### The exercise
Report how many lines below contain the word "cluster", and give only that number.

### Material shown
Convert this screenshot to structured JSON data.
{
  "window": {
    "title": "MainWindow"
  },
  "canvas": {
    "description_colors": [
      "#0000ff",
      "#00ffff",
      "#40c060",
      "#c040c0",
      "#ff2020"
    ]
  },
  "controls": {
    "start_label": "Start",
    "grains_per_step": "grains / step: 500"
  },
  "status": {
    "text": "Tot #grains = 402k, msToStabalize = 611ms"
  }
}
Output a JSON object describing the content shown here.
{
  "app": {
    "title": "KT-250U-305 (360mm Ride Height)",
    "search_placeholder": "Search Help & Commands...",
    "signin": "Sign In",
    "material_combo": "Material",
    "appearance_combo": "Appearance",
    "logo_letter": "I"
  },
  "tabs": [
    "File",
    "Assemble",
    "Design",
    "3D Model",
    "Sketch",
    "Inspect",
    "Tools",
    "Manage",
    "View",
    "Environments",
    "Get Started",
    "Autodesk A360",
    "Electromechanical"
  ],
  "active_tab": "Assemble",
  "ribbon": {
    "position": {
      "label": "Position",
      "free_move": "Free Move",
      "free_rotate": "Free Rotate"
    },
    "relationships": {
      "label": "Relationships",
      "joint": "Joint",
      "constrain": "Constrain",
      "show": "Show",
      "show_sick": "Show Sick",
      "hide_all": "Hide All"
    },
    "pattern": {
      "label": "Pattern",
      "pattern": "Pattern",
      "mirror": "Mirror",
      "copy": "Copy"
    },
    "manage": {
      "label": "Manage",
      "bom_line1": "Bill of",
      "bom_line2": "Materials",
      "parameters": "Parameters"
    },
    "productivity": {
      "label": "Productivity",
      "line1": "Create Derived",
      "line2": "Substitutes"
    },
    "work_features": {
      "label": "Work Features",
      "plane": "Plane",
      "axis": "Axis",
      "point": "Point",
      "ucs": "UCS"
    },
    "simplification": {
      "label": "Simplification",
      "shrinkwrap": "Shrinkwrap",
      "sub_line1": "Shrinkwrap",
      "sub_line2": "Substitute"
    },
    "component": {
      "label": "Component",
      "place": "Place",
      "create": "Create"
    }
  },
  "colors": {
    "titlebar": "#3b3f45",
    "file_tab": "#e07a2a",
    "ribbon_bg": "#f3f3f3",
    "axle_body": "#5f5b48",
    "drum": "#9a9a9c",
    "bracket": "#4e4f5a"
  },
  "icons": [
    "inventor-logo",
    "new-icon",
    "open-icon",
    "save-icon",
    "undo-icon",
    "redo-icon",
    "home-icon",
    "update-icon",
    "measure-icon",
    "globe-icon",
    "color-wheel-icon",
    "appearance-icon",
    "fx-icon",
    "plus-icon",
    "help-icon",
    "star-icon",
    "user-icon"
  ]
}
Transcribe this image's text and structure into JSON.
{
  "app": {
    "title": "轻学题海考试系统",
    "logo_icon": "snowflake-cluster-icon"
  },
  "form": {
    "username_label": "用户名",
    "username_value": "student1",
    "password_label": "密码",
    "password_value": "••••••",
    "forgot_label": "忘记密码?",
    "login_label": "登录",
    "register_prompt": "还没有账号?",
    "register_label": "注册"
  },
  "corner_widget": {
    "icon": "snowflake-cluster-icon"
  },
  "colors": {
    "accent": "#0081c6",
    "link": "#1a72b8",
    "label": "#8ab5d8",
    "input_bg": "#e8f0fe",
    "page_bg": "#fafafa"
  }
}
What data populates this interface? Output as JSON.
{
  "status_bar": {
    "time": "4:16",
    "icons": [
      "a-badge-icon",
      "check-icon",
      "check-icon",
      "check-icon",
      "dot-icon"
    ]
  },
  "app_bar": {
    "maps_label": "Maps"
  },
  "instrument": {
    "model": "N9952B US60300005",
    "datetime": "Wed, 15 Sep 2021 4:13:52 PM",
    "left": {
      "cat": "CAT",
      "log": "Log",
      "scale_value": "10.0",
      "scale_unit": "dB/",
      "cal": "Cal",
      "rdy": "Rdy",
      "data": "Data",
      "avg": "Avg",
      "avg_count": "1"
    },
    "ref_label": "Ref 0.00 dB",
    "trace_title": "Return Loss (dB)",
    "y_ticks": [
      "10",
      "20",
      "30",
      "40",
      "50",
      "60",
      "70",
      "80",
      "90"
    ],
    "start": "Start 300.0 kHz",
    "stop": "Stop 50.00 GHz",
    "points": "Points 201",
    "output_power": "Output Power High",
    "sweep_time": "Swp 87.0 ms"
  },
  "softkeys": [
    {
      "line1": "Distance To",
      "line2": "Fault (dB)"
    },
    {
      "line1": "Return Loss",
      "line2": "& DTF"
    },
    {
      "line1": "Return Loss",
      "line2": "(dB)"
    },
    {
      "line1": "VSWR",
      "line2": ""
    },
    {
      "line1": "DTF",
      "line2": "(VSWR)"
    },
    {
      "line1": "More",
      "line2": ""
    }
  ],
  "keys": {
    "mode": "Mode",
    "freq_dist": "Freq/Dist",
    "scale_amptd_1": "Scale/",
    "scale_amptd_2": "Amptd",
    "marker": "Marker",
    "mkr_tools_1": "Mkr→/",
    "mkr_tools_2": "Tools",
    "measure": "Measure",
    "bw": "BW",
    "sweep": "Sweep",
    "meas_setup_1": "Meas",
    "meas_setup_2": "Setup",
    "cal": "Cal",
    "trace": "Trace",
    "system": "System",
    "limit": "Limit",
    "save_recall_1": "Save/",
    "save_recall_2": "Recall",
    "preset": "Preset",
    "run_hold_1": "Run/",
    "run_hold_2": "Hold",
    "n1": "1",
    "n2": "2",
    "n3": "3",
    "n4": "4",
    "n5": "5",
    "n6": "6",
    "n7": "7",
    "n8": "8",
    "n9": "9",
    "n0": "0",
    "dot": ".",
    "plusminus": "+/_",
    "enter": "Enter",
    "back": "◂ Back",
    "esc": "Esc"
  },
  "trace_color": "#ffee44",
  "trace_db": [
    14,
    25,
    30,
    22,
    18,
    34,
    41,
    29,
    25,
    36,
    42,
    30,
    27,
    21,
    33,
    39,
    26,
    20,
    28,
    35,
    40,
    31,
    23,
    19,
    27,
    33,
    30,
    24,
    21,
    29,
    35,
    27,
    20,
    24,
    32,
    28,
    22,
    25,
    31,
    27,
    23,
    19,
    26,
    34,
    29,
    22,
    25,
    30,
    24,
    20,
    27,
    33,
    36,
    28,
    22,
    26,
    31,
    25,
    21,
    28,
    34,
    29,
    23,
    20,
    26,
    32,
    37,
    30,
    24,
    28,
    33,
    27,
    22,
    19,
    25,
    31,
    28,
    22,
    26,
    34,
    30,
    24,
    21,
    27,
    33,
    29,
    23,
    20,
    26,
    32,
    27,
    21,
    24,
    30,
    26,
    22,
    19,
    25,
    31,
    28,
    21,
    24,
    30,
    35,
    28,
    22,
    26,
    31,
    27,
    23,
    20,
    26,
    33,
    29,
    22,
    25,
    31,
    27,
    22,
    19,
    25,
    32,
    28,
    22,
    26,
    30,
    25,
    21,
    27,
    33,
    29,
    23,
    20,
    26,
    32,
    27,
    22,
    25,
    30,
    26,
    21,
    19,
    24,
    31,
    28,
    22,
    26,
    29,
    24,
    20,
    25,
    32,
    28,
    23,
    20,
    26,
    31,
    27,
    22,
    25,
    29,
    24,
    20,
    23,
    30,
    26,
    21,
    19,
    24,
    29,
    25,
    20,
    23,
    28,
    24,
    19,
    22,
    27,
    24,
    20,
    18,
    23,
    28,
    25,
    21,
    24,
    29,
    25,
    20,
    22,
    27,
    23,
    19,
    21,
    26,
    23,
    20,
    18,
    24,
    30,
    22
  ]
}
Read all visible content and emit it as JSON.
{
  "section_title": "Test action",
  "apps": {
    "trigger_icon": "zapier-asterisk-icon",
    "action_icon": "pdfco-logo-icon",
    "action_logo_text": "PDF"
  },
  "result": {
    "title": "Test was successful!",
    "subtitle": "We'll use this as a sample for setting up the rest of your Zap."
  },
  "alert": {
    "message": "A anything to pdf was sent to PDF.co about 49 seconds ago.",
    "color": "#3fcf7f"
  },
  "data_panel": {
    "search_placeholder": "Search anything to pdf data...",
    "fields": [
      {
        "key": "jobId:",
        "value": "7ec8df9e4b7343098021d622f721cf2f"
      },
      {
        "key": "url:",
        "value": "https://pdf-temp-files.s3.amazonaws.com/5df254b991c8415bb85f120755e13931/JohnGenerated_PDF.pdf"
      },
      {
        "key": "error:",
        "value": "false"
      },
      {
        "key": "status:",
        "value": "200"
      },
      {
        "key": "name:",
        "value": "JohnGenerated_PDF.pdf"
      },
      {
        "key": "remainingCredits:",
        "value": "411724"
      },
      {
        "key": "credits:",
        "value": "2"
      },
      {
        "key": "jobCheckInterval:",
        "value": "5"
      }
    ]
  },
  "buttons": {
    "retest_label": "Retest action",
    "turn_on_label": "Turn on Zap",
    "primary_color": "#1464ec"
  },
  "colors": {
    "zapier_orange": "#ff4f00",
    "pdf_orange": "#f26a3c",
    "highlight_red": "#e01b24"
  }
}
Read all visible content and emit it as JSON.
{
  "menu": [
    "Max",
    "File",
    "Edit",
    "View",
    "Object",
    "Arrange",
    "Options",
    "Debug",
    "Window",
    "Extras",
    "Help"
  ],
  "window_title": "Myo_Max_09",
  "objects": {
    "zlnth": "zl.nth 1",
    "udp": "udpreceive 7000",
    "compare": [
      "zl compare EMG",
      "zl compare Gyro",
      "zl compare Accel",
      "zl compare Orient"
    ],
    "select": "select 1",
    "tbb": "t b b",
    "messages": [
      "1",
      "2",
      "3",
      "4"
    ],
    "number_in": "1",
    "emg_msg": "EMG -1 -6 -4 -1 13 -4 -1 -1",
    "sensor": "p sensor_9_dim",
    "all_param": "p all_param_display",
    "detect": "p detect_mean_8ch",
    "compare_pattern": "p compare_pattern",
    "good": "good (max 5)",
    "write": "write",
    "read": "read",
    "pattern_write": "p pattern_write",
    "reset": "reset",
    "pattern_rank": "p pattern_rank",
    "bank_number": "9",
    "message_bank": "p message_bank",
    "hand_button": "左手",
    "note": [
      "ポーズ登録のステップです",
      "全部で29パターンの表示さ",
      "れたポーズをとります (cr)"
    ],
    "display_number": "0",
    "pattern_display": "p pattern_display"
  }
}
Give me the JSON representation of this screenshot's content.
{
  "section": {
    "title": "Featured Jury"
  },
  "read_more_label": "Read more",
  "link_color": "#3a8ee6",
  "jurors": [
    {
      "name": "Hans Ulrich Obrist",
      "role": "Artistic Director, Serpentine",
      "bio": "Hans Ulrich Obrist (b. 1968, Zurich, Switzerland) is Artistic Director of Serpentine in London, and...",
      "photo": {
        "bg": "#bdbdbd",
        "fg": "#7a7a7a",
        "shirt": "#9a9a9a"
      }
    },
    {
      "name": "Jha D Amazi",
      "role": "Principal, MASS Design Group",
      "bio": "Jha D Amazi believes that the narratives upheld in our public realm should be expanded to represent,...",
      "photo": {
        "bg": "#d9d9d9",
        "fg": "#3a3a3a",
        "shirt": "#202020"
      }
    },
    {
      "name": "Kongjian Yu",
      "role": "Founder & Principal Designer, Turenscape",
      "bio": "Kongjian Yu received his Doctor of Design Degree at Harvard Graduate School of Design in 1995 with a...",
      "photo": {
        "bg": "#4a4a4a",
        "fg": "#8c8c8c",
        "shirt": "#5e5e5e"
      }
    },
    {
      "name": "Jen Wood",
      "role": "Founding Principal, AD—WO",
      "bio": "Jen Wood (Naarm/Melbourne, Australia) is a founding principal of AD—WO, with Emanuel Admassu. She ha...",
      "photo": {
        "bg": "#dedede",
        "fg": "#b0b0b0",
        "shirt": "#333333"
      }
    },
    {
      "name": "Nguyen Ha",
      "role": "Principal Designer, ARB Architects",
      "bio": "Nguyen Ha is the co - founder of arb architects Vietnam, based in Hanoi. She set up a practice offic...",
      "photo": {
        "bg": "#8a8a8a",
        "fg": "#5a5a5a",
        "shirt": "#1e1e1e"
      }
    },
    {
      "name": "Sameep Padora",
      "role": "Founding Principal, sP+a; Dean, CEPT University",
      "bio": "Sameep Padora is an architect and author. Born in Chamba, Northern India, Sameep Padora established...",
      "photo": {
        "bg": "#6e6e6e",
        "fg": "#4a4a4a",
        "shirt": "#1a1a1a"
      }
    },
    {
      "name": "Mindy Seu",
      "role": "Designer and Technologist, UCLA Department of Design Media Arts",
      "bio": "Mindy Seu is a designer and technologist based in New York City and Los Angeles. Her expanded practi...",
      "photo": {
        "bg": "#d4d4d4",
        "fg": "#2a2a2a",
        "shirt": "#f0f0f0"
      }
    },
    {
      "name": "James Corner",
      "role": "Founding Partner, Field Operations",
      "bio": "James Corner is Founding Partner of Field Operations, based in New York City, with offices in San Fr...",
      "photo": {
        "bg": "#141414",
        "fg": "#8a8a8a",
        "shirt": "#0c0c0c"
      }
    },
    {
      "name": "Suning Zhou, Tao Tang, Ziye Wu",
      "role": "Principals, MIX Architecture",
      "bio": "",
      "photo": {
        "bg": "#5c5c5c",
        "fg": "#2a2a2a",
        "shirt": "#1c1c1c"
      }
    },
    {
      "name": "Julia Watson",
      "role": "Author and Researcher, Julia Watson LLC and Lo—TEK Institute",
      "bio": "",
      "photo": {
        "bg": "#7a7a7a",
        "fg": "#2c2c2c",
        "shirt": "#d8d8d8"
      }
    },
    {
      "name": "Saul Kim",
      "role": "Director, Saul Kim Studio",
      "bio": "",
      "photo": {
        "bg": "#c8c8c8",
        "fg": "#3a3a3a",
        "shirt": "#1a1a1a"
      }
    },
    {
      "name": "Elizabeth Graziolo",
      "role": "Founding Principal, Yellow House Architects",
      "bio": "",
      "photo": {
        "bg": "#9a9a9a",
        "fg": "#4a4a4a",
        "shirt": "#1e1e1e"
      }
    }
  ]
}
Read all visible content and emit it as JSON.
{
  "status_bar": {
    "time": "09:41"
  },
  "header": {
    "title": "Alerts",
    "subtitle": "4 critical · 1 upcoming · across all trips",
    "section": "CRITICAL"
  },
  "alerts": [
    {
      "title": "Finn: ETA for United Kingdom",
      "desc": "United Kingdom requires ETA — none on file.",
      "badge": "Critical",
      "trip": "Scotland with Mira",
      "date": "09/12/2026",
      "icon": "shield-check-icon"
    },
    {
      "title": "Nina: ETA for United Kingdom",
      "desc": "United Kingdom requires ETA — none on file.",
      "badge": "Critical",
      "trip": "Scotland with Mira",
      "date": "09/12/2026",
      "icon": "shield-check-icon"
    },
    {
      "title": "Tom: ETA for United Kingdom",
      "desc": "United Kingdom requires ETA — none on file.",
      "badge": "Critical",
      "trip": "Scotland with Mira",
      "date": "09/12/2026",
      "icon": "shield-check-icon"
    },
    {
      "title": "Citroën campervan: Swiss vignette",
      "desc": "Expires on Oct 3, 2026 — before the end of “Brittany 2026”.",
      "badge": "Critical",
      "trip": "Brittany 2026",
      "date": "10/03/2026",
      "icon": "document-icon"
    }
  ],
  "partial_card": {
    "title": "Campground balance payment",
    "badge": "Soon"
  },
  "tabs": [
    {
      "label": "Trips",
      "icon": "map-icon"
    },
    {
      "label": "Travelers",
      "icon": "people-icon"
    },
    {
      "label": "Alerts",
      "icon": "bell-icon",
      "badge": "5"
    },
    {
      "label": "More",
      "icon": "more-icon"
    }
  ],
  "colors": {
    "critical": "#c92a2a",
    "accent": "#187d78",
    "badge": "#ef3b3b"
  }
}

### Expected answer
2